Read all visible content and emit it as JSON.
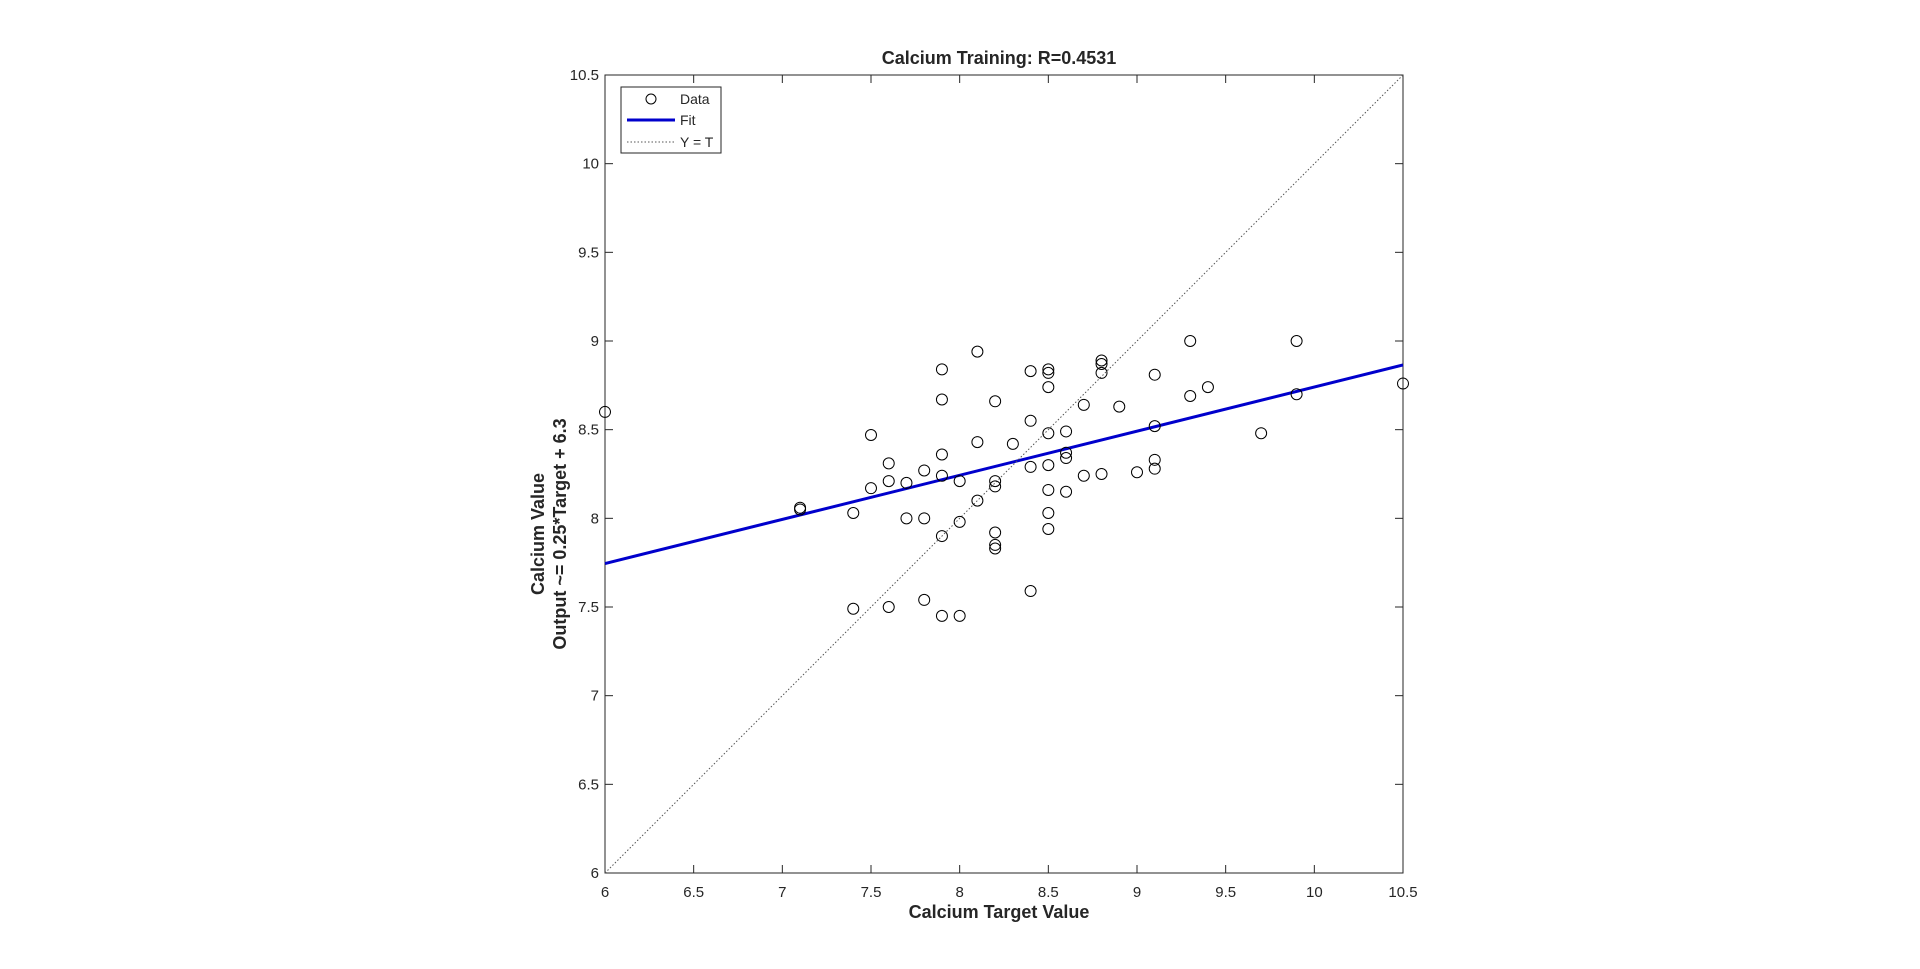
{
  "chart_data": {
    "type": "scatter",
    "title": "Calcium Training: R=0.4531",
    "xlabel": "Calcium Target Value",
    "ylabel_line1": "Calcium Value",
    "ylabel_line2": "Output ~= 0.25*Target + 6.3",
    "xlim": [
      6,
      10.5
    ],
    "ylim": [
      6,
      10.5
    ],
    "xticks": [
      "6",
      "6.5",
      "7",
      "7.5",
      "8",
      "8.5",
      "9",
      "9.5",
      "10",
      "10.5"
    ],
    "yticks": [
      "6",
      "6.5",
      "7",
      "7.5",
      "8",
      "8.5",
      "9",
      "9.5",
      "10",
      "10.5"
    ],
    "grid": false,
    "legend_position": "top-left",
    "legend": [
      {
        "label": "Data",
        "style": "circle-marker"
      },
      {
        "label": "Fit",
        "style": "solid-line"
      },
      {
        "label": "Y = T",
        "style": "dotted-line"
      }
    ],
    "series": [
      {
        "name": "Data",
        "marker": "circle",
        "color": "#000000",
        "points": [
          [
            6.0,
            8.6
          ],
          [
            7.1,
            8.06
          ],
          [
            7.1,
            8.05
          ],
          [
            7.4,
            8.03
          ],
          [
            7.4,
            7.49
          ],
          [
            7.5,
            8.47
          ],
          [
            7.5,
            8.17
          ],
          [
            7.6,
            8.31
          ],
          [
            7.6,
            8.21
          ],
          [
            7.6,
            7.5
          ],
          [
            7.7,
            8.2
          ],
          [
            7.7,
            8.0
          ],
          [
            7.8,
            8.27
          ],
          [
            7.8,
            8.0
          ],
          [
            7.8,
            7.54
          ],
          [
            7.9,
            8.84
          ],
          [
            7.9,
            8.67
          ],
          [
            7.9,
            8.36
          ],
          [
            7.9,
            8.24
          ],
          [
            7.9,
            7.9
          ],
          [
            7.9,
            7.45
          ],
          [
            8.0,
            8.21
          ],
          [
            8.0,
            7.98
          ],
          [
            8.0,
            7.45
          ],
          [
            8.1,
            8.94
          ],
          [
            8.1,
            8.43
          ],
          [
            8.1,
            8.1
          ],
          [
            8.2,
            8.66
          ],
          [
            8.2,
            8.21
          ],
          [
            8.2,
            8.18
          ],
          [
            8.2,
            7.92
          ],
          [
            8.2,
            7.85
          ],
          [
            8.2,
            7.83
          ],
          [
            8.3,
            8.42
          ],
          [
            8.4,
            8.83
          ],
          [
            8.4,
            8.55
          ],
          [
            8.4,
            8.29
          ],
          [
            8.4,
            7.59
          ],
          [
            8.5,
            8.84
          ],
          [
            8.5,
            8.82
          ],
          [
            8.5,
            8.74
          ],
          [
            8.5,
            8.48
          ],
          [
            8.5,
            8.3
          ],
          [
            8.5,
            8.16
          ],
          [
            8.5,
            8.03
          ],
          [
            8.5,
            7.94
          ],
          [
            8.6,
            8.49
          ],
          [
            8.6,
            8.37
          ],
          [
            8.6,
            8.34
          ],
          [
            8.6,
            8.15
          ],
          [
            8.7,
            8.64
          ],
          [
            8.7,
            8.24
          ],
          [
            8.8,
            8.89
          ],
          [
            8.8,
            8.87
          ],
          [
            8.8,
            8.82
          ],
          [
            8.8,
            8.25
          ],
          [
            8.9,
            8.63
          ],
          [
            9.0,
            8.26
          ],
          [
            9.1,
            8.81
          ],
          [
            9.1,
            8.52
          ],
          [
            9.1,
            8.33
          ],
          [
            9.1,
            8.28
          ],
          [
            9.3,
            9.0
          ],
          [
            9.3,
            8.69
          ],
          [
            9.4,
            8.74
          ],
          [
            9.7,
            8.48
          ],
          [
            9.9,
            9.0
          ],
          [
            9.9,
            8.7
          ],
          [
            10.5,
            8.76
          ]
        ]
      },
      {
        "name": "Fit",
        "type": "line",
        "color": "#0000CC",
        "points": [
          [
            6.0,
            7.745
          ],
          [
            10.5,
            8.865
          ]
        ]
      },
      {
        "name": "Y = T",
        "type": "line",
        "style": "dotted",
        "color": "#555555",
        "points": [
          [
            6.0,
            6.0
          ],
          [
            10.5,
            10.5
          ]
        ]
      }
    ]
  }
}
____
* _Exercise description_
Leave out the pictures and restate everything else word for word.

* _Solved exercise_
Read all visible content and emit it as JSON.
{
  "chart_data": {
    "type": "scatter",
    "title": "Calcium Training: R=0.4531",
    "xlabel": "Calcium Target Value",
    "ylabel_line1": "Calcium Value",
    "ylabel_line2": "Output ~= 0.25*Target + 6.3",
    "xlim": [
      6,
      10.5
    ],
    "ylim": [
      6,
      10.5
    ],
    "xticks": [
      "6",
      "6.5",
      "7",
      "7.5",
      "8",
      "8.5",
      "9",
      "9.5",
      "10",
      "10.5"
    ],
    "yticks": [
      "6",
      "6.5",
      "7",
      "7.5",
      "8",
      "8.5",
      "9",
      "9.5",
      "10",
      "10.5"
    ],
    "grid": false,
    "legend_position": "top-left",
    "legend": [
      {
        "label": "Data",
        "style": "circle-marker"
      },
      {
        "label": "Fit",
        "style": "solid-line"
      },
      {
        "label": "Y = T",
        "style": "dotted-line"
      }
    ],
    "series": [
      {
        "name": "Data",
        "marker": "circle",
        "color": "#000000",
        "points": [
          [
            6.0,
            8.6
          ],
          [
            7.1,
            8.06
          ],
          [
            7.1,
            8.05
          ],
          [
            7.4,
            8.03
          ],
          [
            7.4,
            7.49
          ],
          [
            7.5,
            8.47
          ],
          [
            7.5,
            8.17
          ],
          [
            7.6,
            8.31
          ],
          [
            7.6,
            8.21
          ],
          [
            7.6,
            7.5
          ],
          [
            7.7,
            8.2
          ],
          [
            7.7,
            8.0
          ],
          [
            7.8,
            8.27
          ],
          [
            7.8,
            8.0
          ],
          [
            7.8,
            7.54
          ],
          [
            7.9,
            8.84
          ],
          [
            7.9,
            8.67
          ],
          [
            7.9,
            8.36
          ],
          [
            7.9,
            8.24
          ],
          [
            7.9,
            7.9
          ],
          [
            7.9,
            7.45
          ],
          [
            8.0,
            8.21
          ],
          [
            8.0,
            7.98
          ],
          [
            8.0,
            7.45
          ],
          [
            8.1,
            8.94
          ],
          [
            8.1,
            8.43
          ],
          [
            8.1,
            8.1
          ],
          [
            8.2,
            8.66
          ],
          [
            8.2,
            8.21
          ],
          [
            8.2,
            8.18
          ],
          [
            8.2,
            7.92
          ],
          [
            8.2,
            7.85
          ],
          [
            8.2,
            7.83
          ],
          [
            8.3,
            8.42
          ],
          [
            8.4,
            8.83
          ],
          [
            8.4,
            8.55
          ],
          [
            8.4,
            8.29
          ],
          [
            8.4,
            7.59
          ],
          [
            8.5,
            8.84
          ],
          [
            8.5,
            8.82
          ],
          [
            8.5,
            8.74
          ],
          [
            8.5,
            8.48
          ],
          [
            8.5,
            8.3
          ],
          [
            8.5,
            8.16
          ],
          [
            8.5,
            8.03
          ],
          [
            8.5,
            7.94
          ],
          [
            8.6,
            8.49
          ],
          [
            8.6,
            8.37
          ],
          [
            8.6,
            8.34
          ],
          [
            8.6,
            8.15
          ],
          [
            8.7,
            8.64
          ],
          [
            8.7,
            8.24
          ],
          [
            8.8,
            8.89
          ],
          [
            8.8,
            8.87
          ],
          [
            8.8,
            8.82
          ],
          [
            8.8,
            8.25
          ],
          [
            8.9,
            8.63
          ],
          [
            9.0,
            8.26
          ],
          [
            9.1,
            8.81
          ],
          [
            9.1,
            8.52
          ],
          [
            9.1,
            8.33
          ],
          [
            9.1,
            8.28
          ],
          [
            9.3,
            9.0
          ],
          [
            9.3,
            8.69
          ],
          [
            9.4,
            8.74
          ],
          [
            9.7,
            8.48
          ],
          [
            9.9,
            9.0
          ],
          [
            9.9,
            8.7
          ],
          [
            10.5,
            8.76
          ]
        ]
      },
      {
        "name": "Fit",
        "type": "line",
        "color": "#0000CC",
        "points": [
          [
            6.0,
            7.745
          ],
          [
            10.5,
            8.865
          ]
        ]
      },
      {
        "name": "Y = T",
        "type": "line",
        "style": "dotted",
        "color": "#555555",
        "points": [
          [
            6.0,
            6.0
          ],
          [
            10.5,
            10.5
          ]
        ]
      }
    ]
  }
}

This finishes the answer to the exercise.